▶ _Extrait proposé_:
Le vitalisme et l’esprit-fantôme en Égypte antique et au Tibet

Il faut bien cerner que le bouddhisme tibétain est particulièrement halluciné, comme en témoigne naturellement les nombreuses œuvres d’art qui lui sont relatives. Il y a une vraie croyance en l’âme fantôme, en l’âme qui flotte au-dessus du corps, en une psychologie qui existe de manière immatérielle.

On lit par exemple dans le Livre des morts tibétain que le mort s’aperçoit qu’on lui laisse un plat pour manger, mais qu’il ne peut pas le saisir.

« Vers ce moment, le défunt voit que la part de son repas est mis de côté, que son corps est dépouillé de ses vêtements, que la place de sa couverture de repos est balayée.

Il peut entendre les pleurs et les gémissements de ses amis, de ses parents, surtout il peut les voir, entendre leur appel, mais comme ils ne peuvent savoir qu’il leur répond, il s’en va mécontent.

A ce moment, des sons, des lumières, des rayons se manifestent à lui, occasionnant crainte, peur et terreur et lui causant beaucoup de fatigue. Alors cette confrontation avec le Bardo [= intervalle] de la réalité doit être appliquée.

Appelez le mort par son nom et correctement, distinctement, donnez-lui les explications suivantes.

Ô fils noble, écoute avec attention et sans distraction.

Il y a six états de Bardo qui sont :

– l’état naturel du Bardo pendant la conception [car on ne sait pas où on va re-naître],

– le Bardo de l’état des rêves,

– le Bardo de l’équilibre extatique dans la méditation profonde,

– le Bardo du moment de la mort,

– le Bardo de l’expérience de la réalité,

– le Bardo du processus inverse de l’existence samsarique [de saṃsara, « ensemble de ce qui circule », le monde où on se réincarne en permanence, et dont il faut sortir en suivant l’enseignement du Bouddha].

Tels sont les six états.

Ô fils noble, maintenant tu vas expérimenter trois Bardos : le Bardo du moment de la mort, le Bardo de l’expérience de la Réalité et le Bardo de la recherche de la renaissance.

De ces trois états tu as expérimenté jusqu’à hier le Bardo du moment de la mort.

Bien que la Claire Lumière de Réalité ait lui sur toi tu n’as pu y demeurer et maintenant tu dois errer ici.

A présent tu vas expérimenter le Chönyid Bardo et le Sidpa Bardo. observe avec une attention parfaite ce que Je te présenterai et demeure ferme.

Ô fils noble, ce qu’on appelle la mort est venu maintenant.

▶ _Matériel fourni_:
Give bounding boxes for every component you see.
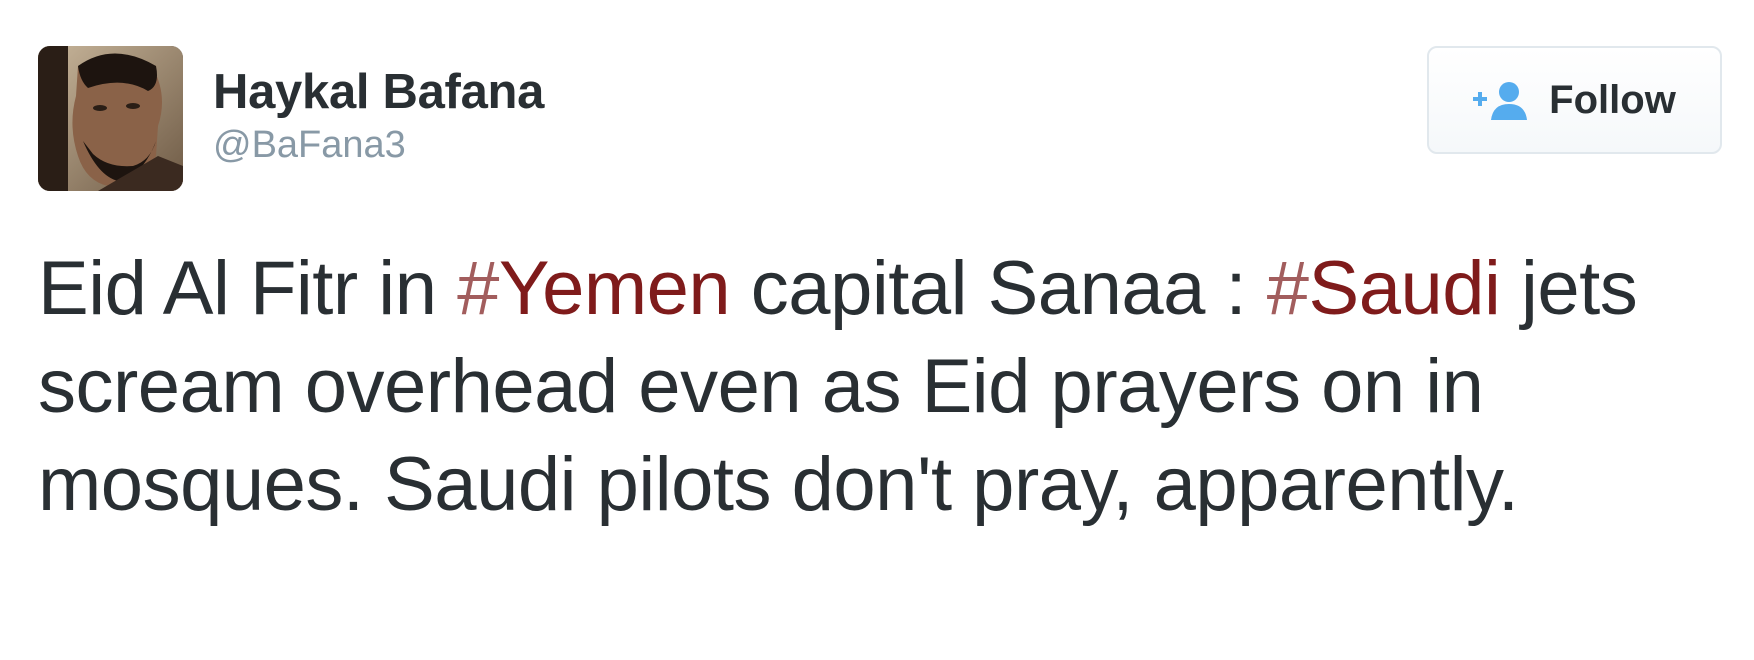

▶ _Objectif_: Recopiez, s’il vous plaît, le passage de l’extrait proposé de « Il peut entendre » jusqu’à « et sans distraction. ». Ce matériel provient d’une autre source.

▶ _Résultat attendu_:
Il peut entendre les pleurs et les gémissements de ses amis, de ses parents, surtout il peut les voir, entendre leur appel, mais comme ils ne peuvent savoir qu’il leur répond, il s’en va mécontent.

A ce moment, des sons, des lumières, des rayons se manifestent à lui, occasionnant crainte, peur et terreur et lui causant beaucoup de fatigue. Alors cette confrontation avec le Bardo [= intervalle] de la réalité doit être appliquée.

Appelez le mort par son nom et correctement, distinctement, donnez-lui les explications suivantes.

Ô fils noble, écoute avec attention et sans distraction.